WHAT IS BEING ASKED ▸ Transcribe the material exactly. Images do not belong in the copy.
::: RECORD EXTRACTS
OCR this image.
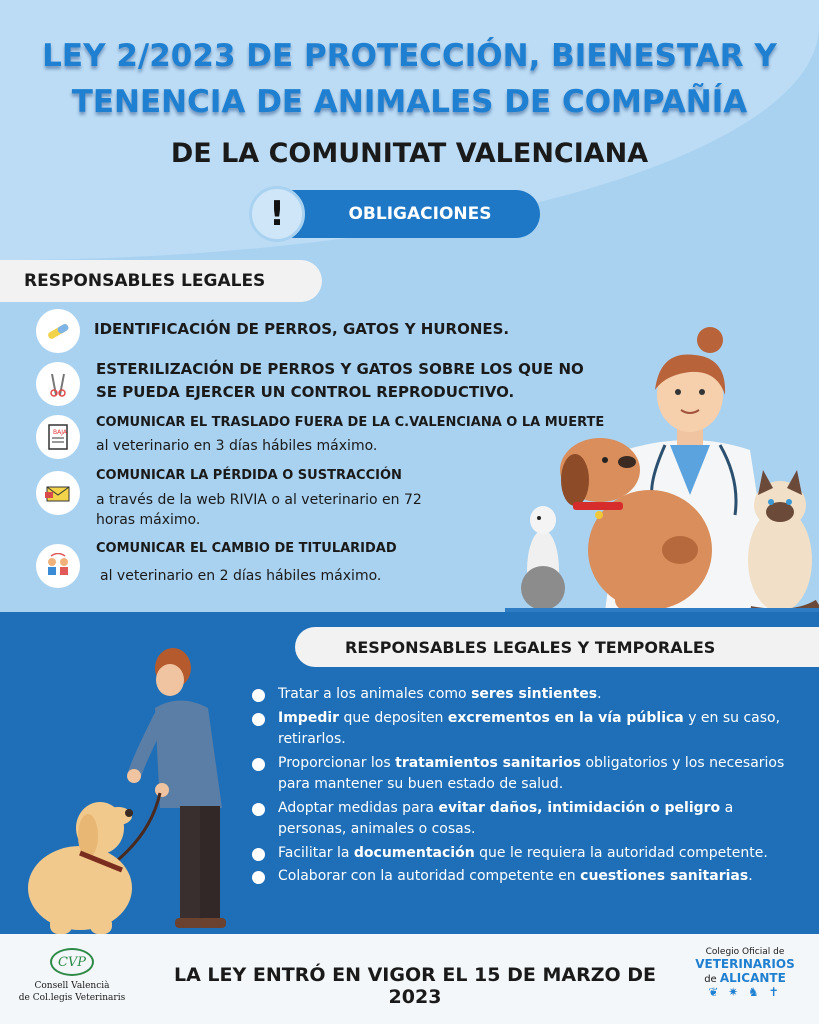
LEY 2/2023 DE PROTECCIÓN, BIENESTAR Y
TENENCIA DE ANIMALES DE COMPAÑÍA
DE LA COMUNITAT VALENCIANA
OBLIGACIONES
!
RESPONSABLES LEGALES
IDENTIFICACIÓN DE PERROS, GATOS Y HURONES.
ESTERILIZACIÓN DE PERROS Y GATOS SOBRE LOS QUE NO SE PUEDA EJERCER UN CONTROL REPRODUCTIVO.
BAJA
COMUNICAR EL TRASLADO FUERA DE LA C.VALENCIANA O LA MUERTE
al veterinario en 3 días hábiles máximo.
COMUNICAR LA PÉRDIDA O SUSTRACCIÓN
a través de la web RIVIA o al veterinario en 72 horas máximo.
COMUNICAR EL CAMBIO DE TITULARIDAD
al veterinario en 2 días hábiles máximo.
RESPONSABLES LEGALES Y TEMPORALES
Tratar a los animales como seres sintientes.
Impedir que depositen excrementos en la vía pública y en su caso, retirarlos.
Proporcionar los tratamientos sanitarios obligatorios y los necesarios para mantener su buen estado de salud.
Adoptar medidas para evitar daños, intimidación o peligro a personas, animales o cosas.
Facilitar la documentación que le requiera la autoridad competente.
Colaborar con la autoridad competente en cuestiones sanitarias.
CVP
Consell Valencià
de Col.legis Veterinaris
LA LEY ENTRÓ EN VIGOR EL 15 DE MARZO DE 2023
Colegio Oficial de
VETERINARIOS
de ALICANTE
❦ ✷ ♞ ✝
::::::
ANSWER ▸
OCR this image.
LEY 2/2023 DE PROTECCIÓN, BIENESTAR Y
TENENCIA DE ANIMALES DE COMPAÑÍA
DE LA COMUNITAT VALENCIANA
OBLIGACIONES
!
RESPONSABLES LEGALES
IDENTIFICACIÓN DE PERROS, GATOS Y HURONES.
ESTERILIZACIÓN DE PERROS Y GATOS SOBRE LOS QUE NO SE PUEDA EJERCER UN CONTROL REPRODUCTIVO.
BAJA
COMUNICAR EL TRASLADO FUERA DE LA C.VALENCIANA O LA MUERTE
al veterinario en 3 días hábiles máximo.
COMUNICAR LA PÉRDIDA O SUSTRACCIÓN
a través de la web RIVIA o al veterinario en 72 horas máximo.
COMUNICAR EL CAMBIO DE TITULARIDAD
al veterinario en 2 días hábiles máximo.
RESPONSABLES LEGALES Y TEMPORALES
Tratar a los animales como seres sintientes.
Impedir que depositen excrementos en la vía pública y en su caso, retirarlos.
Proporcionar los tratamientos sanitarios obligatorios y los necesarios para mantener su buen estado de salud.
Adoptar medidas para evitar daños, intimidación o peligro a personas, animales o cosas.
Facilitar la documentación que le requiera la autoridad competente.
Colaborar con la autoridad competente en cuestiones sanitarias.
CVP
Consell Valencià
de Col.legis Veterinaris
LA LEY ENTRÓ EN VIGOR EL 15 DE MARZO DE 2023
Colegio Oficial de
VETERINARIOS
de ALICANTE
❦ ✷ ♞ ✝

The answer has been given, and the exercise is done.